[JOB]: Return all of the entries exactly, with nothing added or left out.

[SUPPLIED DATA]:
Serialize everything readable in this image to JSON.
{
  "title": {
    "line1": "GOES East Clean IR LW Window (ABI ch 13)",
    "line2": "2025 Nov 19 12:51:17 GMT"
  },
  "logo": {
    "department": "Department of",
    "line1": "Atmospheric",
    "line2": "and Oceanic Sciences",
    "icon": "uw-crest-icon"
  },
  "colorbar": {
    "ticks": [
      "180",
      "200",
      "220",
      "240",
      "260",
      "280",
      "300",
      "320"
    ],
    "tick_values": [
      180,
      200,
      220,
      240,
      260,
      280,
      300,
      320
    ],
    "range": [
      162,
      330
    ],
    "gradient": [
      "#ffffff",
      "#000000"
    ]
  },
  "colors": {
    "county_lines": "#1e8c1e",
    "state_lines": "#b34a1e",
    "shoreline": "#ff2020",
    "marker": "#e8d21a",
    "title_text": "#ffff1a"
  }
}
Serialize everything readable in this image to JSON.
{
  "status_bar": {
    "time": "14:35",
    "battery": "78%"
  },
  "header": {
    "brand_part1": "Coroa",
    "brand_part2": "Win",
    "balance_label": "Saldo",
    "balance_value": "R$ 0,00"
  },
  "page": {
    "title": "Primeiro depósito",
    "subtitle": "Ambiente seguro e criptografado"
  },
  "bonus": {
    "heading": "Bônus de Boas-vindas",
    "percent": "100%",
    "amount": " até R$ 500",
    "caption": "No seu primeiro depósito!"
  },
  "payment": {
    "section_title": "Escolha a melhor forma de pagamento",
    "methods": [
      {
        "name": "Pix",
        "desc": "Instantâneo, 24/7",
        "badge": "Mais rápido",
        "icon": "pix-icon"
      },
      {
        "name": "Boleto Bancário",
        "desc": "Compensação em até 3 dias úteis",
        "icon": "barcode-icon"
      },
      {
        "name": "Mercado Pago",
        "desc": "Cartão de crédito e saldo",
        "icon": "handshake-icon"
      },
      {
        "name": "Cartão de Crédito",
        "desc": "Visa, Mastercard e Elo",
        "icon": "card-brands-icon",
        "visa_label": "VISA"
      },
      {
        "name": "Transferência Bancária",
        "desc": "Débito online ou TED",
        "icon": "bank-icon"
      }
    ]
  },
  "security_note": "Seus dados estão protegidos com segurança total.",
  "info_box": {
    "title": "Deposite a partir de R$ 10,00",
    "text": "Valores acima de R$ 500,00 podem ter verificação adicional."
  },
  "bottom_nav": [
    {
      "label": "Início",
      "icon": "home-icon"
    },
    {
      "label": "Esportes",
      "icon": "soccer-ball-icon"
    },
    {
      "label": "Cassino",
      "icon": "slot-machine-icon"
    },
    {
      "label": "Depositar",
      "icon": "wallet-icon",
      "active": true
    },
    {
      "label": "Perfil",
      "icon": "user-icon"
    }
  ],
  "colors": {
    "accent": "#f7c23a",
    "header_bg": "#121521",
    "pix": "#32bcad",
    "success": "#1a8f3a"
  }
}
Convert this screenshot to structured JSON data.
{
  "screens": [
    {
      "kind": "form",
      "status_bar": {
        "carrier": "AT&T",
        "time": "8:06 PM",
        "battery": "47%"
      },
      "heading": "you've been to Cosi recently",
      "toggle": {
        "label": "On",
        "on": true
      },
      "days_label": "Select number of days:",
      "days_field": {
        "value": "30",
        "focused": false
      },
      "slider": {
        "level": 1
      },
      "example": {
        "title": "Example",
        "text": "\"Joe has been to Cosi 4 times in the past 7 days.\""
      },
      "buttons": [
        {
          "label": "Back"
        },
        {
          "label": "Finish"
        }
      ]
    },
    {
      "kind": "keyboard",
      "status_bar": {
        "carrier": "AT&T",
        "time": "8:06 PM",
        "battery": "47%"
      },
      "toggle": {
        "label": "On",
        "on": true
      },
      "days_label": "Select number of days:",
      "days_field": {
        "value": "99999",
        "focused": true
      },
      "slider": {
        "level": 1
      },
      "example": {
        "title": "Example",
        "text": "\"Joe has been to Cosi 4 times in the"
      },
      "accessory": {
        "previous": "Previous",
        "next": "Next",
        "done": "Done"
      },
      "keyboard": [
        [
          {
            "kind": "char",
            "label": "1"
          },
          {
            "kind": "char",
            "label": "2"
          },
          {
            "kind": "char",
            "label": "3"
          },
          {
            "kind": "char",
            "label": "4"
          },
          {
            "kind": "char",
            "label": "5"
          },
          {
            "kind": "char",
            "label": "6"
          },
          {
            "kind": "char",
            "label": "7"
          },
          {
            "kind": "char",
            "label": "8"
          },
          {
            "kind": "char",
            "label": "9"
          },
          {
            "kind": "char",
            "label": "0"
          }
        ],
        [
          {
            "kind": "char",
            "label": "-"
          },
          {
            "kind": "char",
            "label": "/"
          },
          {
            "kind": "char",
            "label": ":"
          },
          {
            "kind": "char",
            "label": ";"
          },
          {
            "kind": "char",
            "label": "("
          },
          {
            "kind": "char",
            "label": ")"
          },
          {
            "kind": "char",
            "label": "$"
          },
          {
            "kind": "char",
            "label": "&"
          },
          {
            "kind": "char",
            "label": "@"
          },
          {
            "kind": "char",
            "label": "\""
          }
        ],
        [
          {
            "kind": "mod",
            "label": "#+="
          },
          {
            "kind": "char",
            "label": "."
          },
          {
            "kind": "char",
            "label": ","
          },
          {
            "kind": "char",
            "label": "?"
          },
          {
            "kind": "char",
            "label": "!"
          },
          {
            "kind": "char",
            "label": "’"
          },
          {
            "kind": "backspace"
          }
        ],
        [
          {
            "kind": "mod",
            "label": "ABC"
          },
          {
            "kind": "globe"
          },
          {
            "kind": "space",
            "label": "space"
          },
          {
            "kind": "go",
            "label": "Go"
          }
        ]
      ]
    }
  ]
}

[THE REPLY]:
Serialize everything readable in this image to JSON.
{
  "title": {
    "line1": "GOES East Clean IR LW Window (ABI ch 13)",
    "line2": "2025 Nov 19 12:51:17 GMT"
  },
  "logo": {
    "department": "Department of",
    "line1": "Atmospheric",
    "line2": "and Oceanic Sciences",
    "icon": "uw-crest-icon"
  },
  "colorbar": {
    "ticks": [
      "180",
      "200",
      "220",
      "240",
      "260",
      "280",
      "300",
      "320"
    ],
    "tick_values": [
      180,
      200,
      220,
      240,
      260,
      280,
      300,
      320
    ],
    "range": [
      162,
      330
    ],
    "gradient": [
      "#ffffff",
      "#000000"
    ]
  },
  "colors": {
    "county_lines": "#1e8c1e",
    "state_lines": "#b34a1e",
    "shoreline": "#ff2020",
    "marker": "#e8d21a",
    "title_text": "#ffff1a"
  }
}
Serialize everything readable in this image to JSON.
{
  "status_bar": {
    "time": "14:35",
    "battery": "78%"
  },
  "header": {
    "brand_part1": "Coroa",
    "brand_part2": "Win",
    "balance_label": "Saldo",
    "balance_value": "R$ 0,00"
  },
  "page": {
    "title": "Primeiro depósito",
    "subtitle": "Ambiente seguro e criptografado"
  },
  "bonus": {
    "heading": "Bônus de Boas-vindas",
    "percent": "100%",
    "amount": " até R$ 500",
    "caption": "No seu primeiro depósito!"
  },
  "payment": {
    "section_title": "Escolha a melhor forma de pagamento",
    "methods": [
      {
        "name": "Pix",
        "desc": "Instantâneo, 24/7",
        "badge": "Mais rápido",
        "icon": "pix-icon"
      },
      {
        "name": "Boleto Bancário",
        "desc": "Compensação em até 3 dias úteis",
        "icon": "barcode-icon"
      },
      {
        "name": "Mercado Pago",
        "desc": "Cartão de crédito e saldo",
        "icon": "handshake-icon"
      },
      {
        "name": "Cartão de Crédito",
        "desc": "Visa, Mastercard e Elo",
        "icon": "card-brands-icon",
        "visa_label": "VISA"
      },
      {
        "name": "Transferência Bancária",
        "desc": "Débito online ou TED",
        "icon": "bank-icon"
      }
    ]
  },
  "security_note": "Seus dados estão protegidos com segurança total.",
  "info_box": {
    "title": "Deposite a partir de R$ 10,00",
    "text": "Valores acima de R$ 500,00 podem ter verificação adicional."
  },
  "bottom_nav": [
    {
      "label": "Início",
      "icon": "home-icon"
    },
    {
      "label": "Esportes",
      "icon": "soccer-ball-icon"
    },
    {
      "label": "Cassino",
      "icon": "slot-machine-icon"
    },
    {
      "label": "Depositar",
      "icon": "wallet-icon",
      "active": true
    },
    {
      "label": "Perfil",
      "icon": "user-icon"
    }
  ],
  "colors": {
    "accent": "#f7c23a",
    "header_bg": "#121521",
    "pix": "#32bcad",
    "success": "#1a8f3a"
  }
}
Convert this screenshot to structured JSON data.
{
  "screens": [
    {
      "kind": "form",
      "status_bar": {
        "carrier": "AT&T",
        "time": "8:06 PM",
        "battery": "47%"
      },
      "heading": "you've been to Cosi recently",
      "toggle": {
        "label": "On",
        "on": true
      },
      "days_label": "Select number of days:",
      "days_field": {
        "value": "30",
        "focused": false
      },
      "slider": {
        "level": 1
      },
      "example": {
        "title": "Example",
        "text": "\"Joe has been to Cosi 4 times in the past 7 days.\""
      },
      "buttons": [
        {
          "label": "Back"
        },
        {
          "label": "Finish"
        }
      ]
    },
    {
      "kind": "keyboard",
      "status_bar": {
        "carrier": "AT&T",
        "time": "8:06 PM",
        "battery": "47%"
      },
      "toggle": {
        "label": "On",
        "on": true
      },
      "days_label": "Select number of days:",
      "days_field": {
        "value": "99999",
        "focused": true
      },
      "slider": {
        "level": 1
      },
      "example": {
        "title": "Example",
        "text": "\"Joe has been to Cosi 4 times in the"
      },
      "accessory": {
        "previous": "Previous",
        "next": "Next",
        "done": "Done"
      },
      "keyboard": [
        [
          {
            "kind": "char",
            "label": "1"
          },
          {
            "kind": "char",
            "label": "2"
          },
          {
            "kind": "char",
            "label": "3"
          },
          {
            "kind": "char",
            "label": "4"
          },
          {
            "kind": "char",
            "label": "5"
          },
          {
            "kind": "char",
            "label": "6"
          },
          {
            "kind": "char",
            "label": "7"
          },
          {
            "kind": "char",
            "label": "8"
          },
          {
            "kind": "char",
            "label": "9"
          },
          {
            "kind": "char",
            "label": "0"
          }
        ],
        [
          {
            "kind": "char",
            "label": "-"
          },
          {
            "kind": "char",
            "label": "/"
          },
          {
            "kind": "char",
            "label": ":"
          },
          {
            "kind": "char",
            "label": ";"
          },
          {
            "kind": "char",
            "label": "("
          },
          {
            "kind": "char",
            "label": ")"
          },
          {
            "kind": "char",
            "label": "$"
          },
          {
            "kind": "char",
            "label": "&"
          },
          {
            "kind": "char",
            "label": "@"
          },
          {
            "kind": "char",
            "label": "\""
          }
        ],
        [
          {
            "kind": "mod",
            "label": "#+="
          },
          {
            "kind": "char",
            "label": "."
          },
          {
            "kind": "char",
            "label": ","
          },
          {
            "kind": "char",
            "label": "?"
          },
          {
            "kind": "char",
            "label": "!"
          },
          {
            "kind": "char",
            "label": "’"
          },
          {
            "kind": "backspace"
          }
        ],
        [
          {
            "kind": "mod",
            "label": "ABC"
          },
          {
            "kind": "globe"
          },
          {
            "kind": "space",
            "label": "space"
          },
          {
            "kind": "go",
            "label": "Go"
          }
        ]
      ]
    }
  ]
}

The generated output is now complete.